## SHORT PROBLEM
Check each line of the material below for "merit", then copy the ones that contain it.

## AVAILABLE RECORDS
=-=-=

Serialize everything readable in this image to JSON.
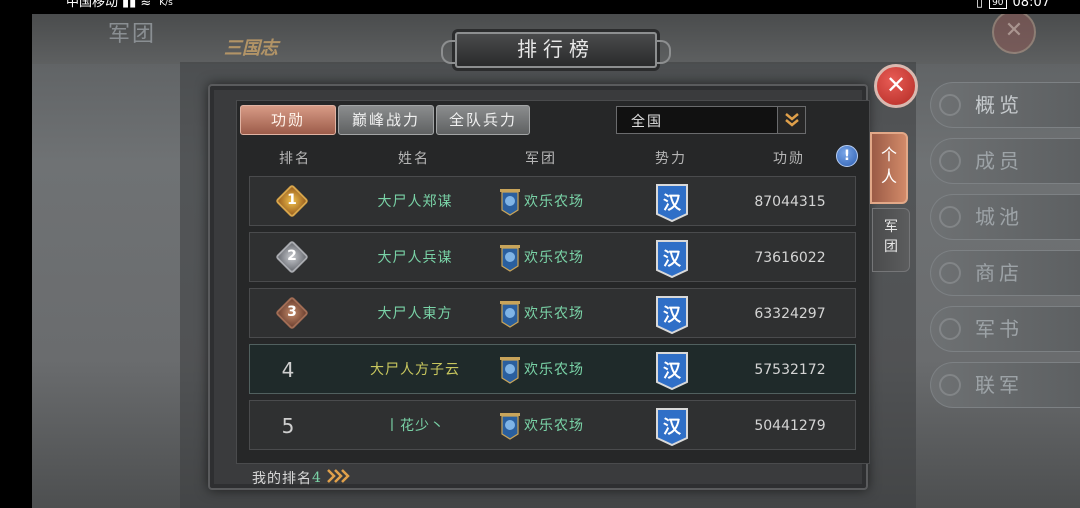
{
  "status_bar": {
    "carrier": "中国移动",
    "speed_unit": "K/s",
    "battery": "90",
    "time": "08:07"
  },
  "background": {
    "section_title": "军团",
    "game_logo": "三国志"
  },
  "side_menu": {
    "items": [
      {
        "label": "概览"
      },
      {
        "label": "成员"
      },
      {
        "label": "城池"
      },
      {
        "label": "商店"
      },
      {
        "label": "军书"
      },
      {
        "label": "联军"
      }
    ]
  },
  "dialog": {
    "title": "排行榜",
    "close_icon": "close-icon",
    "filter_tabs": [
      {
        "label": "功勋",
        "active": true
      },
      {
        "label": "巅峰战力",
        "active": false
      },
      {
        "label": "全队兵力",
        "active": false
      }
    ],
    "region_select": {
      "value": "全国"
    },
    "side_tabs": [
      {
        "label": "个人",
        "active": true
      },
      {
        "label": "军团",
        "active": false
      }
    ],
    "columns": [
      "排名",
      "姓名",
      "军团",
      "势力",
      "功勋"
    ],
    "info_icon_glyph": "!",
    "rows": [
      {
        "rank": "1",
        "name": "大尸人郑谋",
        "legion": "欢乐农场",
        "faction": "汉",
        "merit": "87044315"
      },
      {
        "rank": "2",
        "name": "大尸人兵谋",
        "legion": "欢乐农场",
        "faction": "汉",
        "merit": "73616022"
      },
      {
        "rank": "3",
        "name": "大尸人東方",
        "legion": "欢乐农场",
        "faction": "汉",
        "merit": "63324297"
      },
      {
        "rank": "4",
        "name": "大尸人方子云",
        "legion": "欢乐农场",
        "faction": "汉",
        "merit": "57532172"
      },
      {
        "rank": "5",
        "name": "丨花少丶",
        "legion": "欢乐农场",
        "faction": "汉",
        "merit": "50441279"
      }
    ],
    "my_rank": {
      "label": "我的排名",
      "value": "4"
    },
    "colors": {
      "active_tab": "#c7806a",
      "name_green": "#79d2a6",
      "highlight_name": "#c8c75e",
      "close_red": "#d9453e",
      "faction_blue": "#2f6fc7"
    }
  }
}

=-=-=

## FULL OUTPUT
        "merit": "87044315"
        "merit": "73616022"
        "merit": "63324297"
        "merit": "57532172"
        "merit": "50441279"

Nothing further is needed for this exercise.